Each line in the entries below that holds the string "extraErrorExp" is to be listed.

(Raw records)
****************************************
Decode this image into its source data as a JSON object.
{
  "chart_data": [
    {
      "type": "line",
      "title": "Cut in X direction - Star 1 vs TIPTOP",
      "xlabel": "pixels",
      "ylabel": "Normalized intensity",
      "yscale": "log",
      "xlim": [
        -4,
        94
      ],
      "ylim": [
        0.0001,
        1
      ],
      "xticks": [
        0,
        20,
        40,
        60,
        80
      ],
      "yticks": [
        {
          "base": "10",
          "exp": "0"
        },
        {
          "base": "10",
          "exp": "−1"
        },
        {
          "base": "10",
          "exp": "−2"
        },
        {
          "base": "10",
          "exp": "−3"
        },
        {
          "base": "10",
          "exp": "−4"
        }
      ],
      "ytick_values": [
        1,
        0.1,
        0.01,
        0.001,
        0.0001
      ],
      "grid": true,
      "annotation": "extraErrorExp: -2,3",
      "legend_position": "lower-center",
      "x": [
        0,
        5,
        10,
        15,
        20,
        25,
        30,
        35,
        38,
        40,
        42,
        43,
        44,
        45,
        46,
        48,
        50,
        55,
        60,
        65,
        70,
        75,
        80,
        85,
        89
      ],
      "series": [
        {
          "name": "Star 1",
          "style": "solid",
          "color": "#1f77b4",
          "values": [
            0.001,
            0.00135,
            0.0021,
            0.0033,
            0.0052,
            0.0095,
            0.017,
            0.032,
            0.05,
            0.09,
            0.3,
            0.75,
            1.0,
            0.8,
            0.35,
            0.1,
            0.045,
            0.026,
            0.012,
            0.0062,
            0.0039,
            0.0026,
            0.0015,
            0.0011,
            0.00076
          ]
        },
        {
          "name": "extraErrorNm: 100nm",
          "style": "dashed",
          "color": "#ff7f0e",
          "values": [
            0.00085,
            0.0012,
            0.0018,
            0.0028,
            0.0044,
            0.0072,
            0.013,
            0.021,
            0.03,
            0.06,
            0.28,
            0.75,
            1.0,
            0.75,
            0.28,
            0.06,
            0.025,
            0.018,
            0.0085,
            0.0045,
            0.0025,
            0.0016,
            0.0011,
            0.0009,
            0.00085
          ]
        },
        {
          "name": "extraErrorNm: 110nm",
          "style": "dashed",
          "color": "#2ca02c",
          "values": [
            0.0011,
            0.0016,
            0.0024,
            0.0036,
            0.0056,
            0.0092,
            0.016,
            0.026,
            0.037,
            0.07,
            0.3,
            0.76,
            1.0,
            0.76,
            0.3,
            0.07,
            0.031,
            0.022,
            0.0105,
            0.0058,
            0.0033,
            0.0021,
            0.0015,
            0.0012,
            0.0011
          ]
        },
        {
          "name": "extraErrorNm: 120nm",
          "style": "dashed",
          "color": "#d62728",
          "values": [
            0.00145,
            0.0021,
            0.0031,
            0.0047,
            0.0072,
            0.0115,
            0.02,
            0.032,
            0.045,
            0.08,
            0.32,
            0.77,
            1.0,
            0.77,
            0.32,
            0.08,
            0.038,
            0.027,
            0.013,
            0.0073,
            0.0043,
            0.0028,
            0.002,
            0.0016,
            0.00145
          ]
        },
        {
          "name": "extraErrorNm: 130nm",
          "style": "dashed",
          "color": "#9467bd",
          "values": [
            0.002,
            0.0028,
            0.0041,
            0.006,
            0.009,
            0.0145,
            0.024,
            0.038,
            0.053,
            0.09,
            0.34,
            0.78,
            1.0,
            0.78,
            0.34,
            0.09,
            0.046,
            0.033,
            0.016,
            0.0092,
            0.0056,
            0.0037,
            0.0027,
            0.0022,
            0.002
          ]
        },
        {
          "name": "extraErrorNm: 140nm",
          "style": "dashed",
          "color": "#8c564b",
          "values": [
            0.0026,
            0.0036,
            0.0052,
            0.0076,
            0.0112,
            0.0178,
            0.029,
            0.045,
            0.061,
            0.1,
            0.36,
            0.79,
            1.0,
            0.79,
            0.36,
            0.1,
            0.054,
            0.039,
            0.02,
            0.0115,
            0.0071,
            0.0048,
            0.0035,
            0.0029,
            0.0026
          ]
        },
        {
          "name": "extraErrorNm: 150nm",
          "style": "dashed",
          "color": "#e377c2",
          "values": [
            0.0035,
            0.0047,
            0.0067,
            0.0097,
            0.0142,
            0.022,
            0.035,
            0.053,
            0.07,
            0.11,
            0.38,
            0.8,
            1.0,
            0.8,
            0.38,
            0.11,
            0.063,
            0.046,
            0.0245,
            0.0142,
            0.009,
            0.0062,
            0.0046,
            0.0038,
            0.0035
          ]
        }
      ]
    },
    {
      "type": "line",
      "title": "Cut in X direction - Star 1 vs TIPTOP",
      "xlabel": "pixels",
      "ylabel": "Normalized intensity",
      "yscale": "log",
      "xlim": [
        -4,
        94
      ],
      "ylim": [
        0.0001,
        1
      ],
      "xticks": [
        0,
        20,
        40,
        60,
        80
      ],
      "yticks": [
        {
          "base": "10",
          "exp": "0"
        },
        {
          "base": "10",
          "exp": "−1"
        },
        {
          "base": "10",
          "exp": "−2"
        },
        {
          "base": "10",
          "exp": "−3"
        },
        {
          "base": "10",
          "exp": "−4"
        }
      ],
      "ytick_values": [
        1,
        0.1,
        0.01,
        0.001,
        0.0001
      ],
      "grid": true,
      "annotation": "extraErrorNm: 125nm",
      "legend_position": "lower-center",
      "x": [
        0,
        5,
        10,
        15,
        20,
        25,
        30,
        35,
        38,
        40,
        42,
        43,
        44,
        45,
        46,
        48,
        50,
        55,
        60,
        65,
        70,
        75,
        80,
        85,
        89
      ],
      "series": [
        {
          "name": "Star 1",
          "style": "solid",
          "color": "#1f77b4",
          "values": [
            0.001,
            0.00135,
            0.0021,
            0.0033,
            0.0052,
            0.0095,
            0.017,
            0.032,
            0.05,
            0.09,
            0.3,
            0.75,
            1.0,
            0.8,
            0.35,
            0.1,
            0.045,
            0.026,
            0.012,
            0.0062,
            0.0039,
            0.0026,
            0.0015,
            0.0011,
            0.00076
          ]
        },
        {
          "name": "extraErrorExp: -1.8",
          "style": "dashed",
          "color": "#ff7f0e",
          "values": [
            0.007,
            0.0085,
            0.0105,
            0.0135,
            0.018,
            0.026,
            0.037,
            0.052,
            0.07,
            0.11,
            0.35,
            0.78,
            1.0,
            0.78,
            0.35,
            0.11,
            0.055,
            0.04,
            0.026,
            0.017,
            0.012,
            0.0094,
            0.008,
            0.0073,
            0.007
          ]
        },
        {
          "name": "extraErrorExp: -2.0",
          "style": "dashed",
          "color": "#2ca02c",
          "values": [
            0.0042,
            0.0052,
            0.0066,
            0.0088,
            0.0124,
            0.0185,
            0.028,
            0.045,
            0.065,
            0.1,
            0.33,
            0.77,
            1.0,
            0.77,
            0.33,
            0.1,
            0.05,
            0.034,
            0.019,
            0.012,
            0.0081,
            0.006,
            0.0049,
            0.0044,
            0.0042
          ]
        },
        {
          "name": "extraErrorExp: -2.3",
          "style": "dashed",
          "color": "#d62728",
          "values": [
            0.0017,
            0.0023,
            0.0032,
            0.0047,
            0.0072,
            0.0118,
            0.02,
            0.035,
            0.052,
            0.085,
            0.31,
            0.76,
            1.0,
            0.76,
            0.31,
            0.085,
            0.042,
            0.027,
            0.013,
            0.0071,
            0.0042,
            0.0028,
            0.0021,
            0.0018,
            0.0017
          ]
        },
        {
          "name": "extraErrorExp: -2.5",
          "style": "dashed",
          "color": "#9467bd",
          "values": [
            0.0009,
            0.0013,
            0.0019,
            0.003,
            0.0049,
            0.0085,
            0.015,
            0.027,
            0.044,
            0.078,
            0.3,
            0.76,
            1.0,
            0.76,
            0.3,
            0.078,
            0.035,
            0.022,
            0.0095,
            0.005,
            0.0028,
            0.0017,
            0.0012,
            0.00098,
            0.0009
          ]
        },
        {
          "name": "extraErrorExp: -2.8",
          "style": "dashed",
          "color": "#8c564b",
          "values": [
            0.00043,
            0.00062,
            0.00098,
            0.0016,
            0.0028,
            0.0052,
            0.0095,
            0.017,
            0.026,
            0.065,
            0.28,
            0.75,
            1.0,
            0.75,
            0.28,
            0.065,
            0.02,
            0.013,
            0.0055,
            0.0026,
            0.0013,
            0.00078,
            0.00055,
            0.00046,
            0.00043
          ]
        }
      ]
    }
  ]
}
****************************************
(Reply)
      "annotation": "extraErrorExp: -2,3",
          "name": "extraErrorExp: -1.8",
          "name": "extraErrorExp: -2.0",
          "name": "extraErrorExp: -2.3",
          "name": "extraErrorExp: -2.5",
          "name": "extraErrorExp: -2.8",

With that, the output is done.